## begin EXCERPTED DATA

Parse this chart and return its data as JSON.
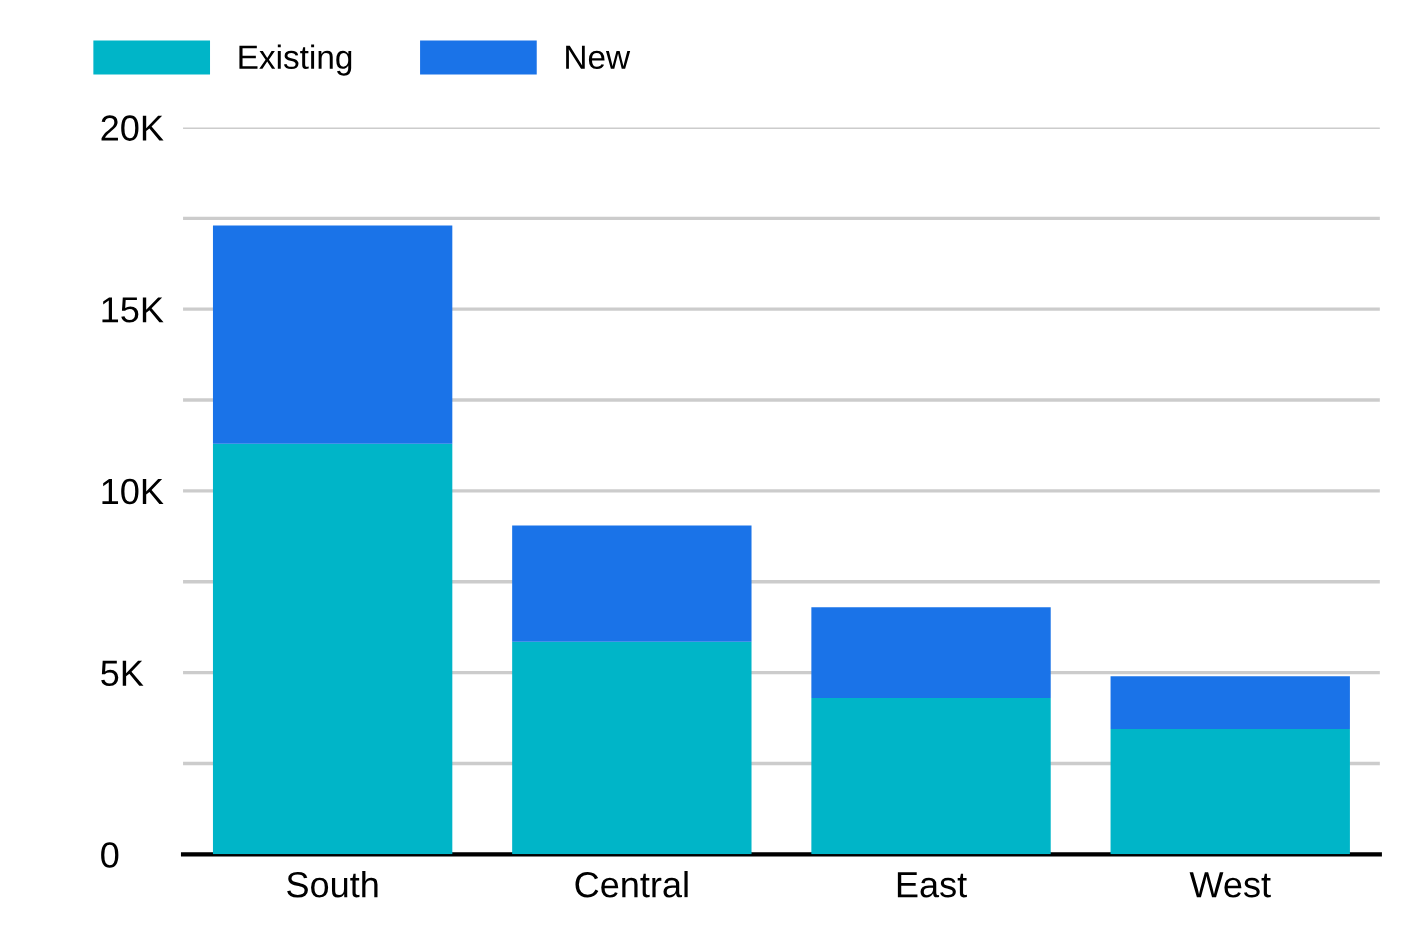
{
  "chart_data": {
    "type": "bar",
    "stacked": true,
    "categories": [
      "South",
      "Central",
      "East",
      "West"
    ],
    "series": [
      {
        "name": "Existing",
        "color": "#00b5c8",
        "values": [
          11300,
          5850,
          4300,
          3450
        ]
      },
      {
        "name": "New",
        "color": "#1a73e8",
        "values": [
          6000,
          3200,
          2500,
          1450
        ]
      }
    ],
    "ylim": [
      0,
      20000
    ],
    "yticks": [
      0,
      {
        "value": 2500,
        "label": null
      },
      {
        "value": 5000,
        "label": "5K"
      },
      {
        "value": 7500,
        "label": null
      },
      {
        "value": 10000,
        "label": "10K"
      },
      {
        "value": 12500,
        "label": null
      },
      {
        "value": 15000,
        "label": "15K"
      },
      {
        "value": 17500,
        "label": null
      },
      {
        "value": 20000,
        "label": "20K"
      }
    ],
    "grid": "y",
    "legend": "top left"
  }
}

## end EXCERPTED DATA

_WHAT YOU SHOULD DO:_ Reproduce every entry word for word, but skip any pictures.

_FINISHED ANSWER:_
Parse this chart and return its data as JSON.
{
  "chart_data": {
    "type": "bar",
    "stacked": true,
    "categories": [
      "South",
      "Central",
      "East",
      "West"
    ],
    "series": [
      {
        "name": "Existing",
        "color": "#00b5c8",
        "values": [
          11300,
          5850,
          4300,
          3450
        ]
      },
      {
        "name": "New",
        "color": "#1a73e8",
        "values": [
          6000,
          3200,
          2500,
          1450
        ]
      }
    ],
    "ylim": [
      0,
      20000
    ],
    "yticks": [
      0,
      {
        "value": 2500,
        "label": null
      },
      {
        "value": 5000,
        "label": "5K"
      },
      {
        "value": 7500,
        "label": null
      },
      {
        "value": 10000,
        "label": "10K"
      },
      {
        "value": 12500,
        "label": null
      },
      {
        "value": 15000,
        "label": "15K"
      },
      {
        "value": 17500,
        "label": null
      },
      {
        "value": 20000,
        "label": "20K"
      }
    ],
    "grid": "y",
    "legend": "top left"
  }
}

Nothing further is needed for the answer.